• [Direction] Collect all lines below with the string "надежности".

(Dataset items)
[start]
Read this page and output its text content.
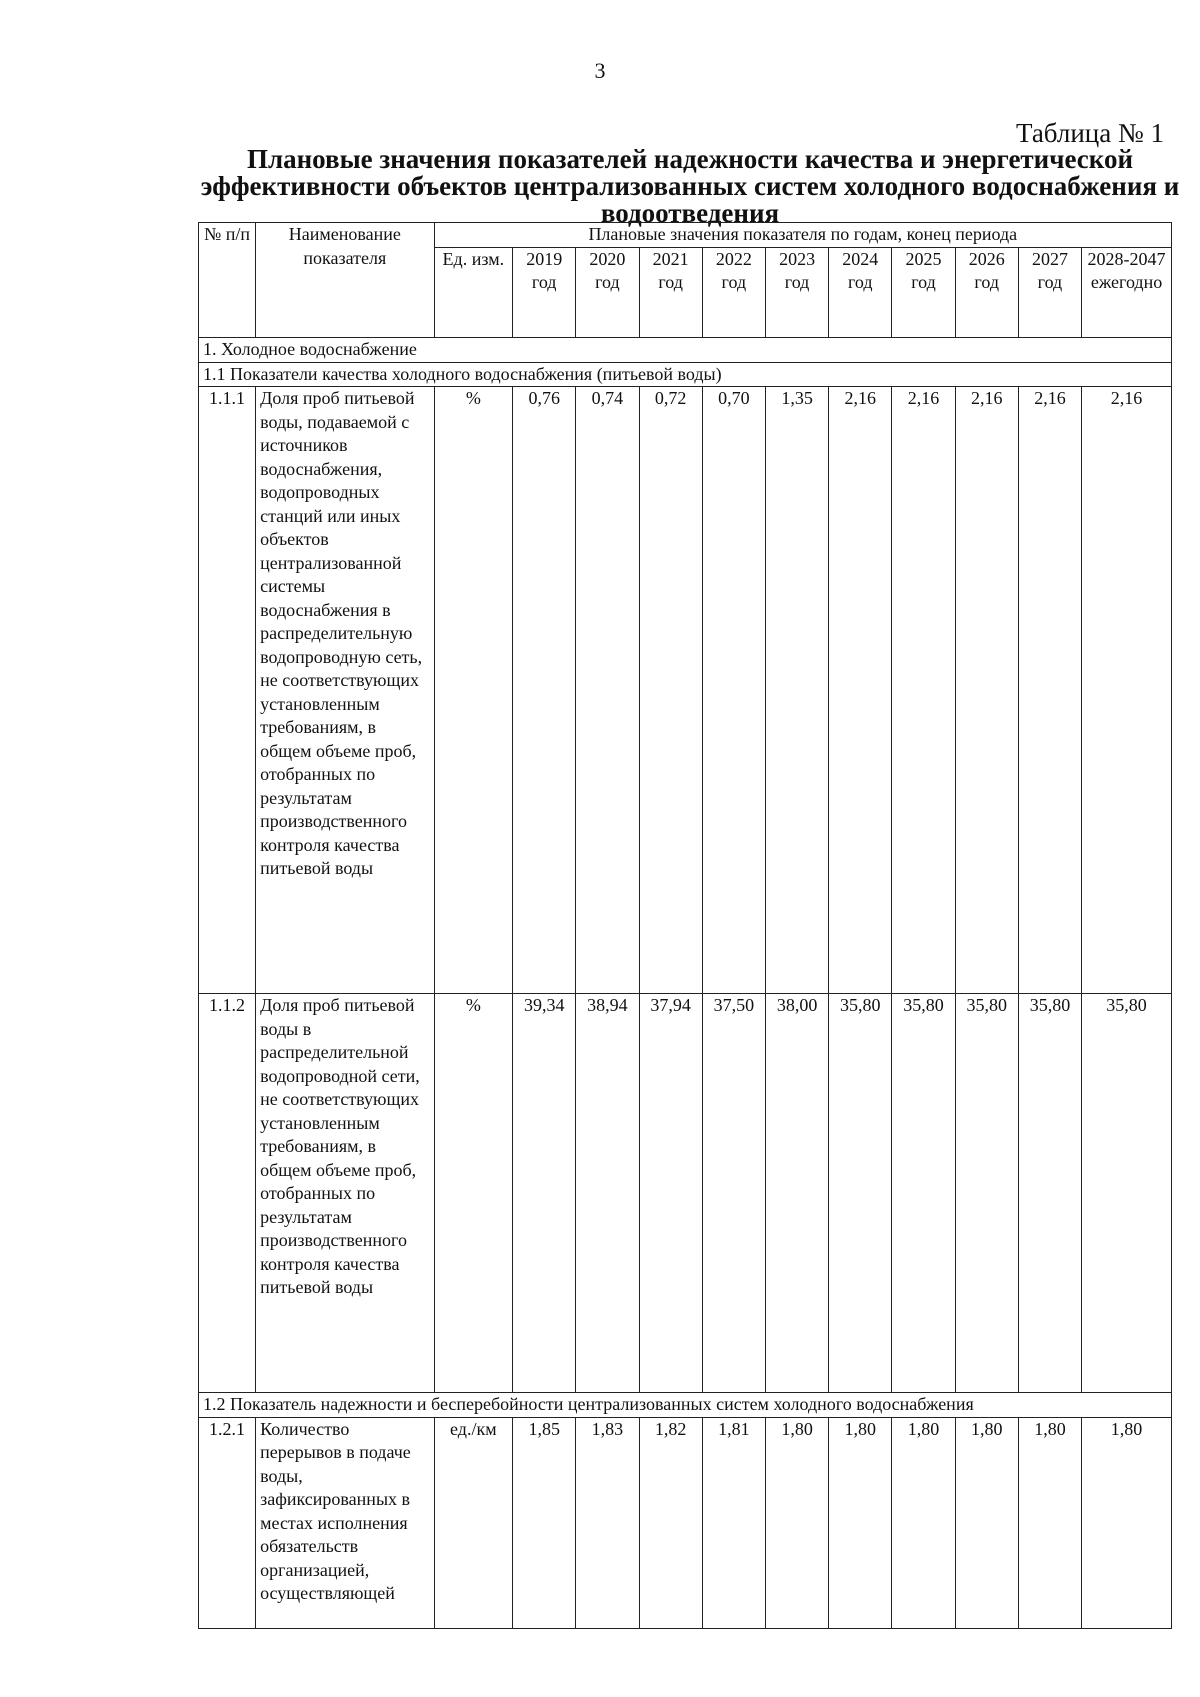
3
Таблица № 1
Плановые значения показателей надежности качества и энергетической эффективности объектов централизованных систем холодного водоснабжения и водоотведения
№ п/п	Наименование показателя	Плановые значения показателя по годам, конец периода										
		Ед. изм.	2019 год	2020 год	2021 год	2022 год	2023 год	2024 год	2025 год	2026 год	2027 год	2028-2047 ежегодно
1. Холодное водоснабжение												
1.1 Показатели качества холодного водоснабжения (питьевой воды)												
1.1.1	Доля проб питьевой воды, подаваемой с источников водоснабжения, водопроводных станций или иных объектов централизованной системы водоснабжения в распределительную водопроводную сеть, не соответствующих установленным требованиям, в общем объеме проб, отобранных по результатам производственного контроля качества питьевой воды	%	0,76	0,74	0,72	0,70	1,35	2,16	2,16	2,16	2,16	2,16
1.1.2	Доля проб питьевой воды в распределительной водопроводной сети, не соответствующих установленным требованиям, в общем объеме проб, отобранных по результатам производственного контроля качества питьевой воды	%	39,34	38,94	37,94	37,50	38,00	35,80	35,80	35,80	35,80	35,80
1.2 Показатель надежности и бесперебойности централизованных систем холодного водоснабжения												
1.2.1	Количество перерывов в подаче воды, зафиксированных в местах исполнения обязательств организацией, осуществляющей	ед./км	1,85	1,83	1,82	1,81	1,80	1,80	1,80	1,80	1,80	1,80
[end]
• [Answer to the exercise]
Плановые значения показателей надежности качества и энергетической эффективности объектов централизованных систем холодного водоснабжения и водоотведения
1.2 Показатель надежности и бесперебойности централизованных систем холодного водоснабжения												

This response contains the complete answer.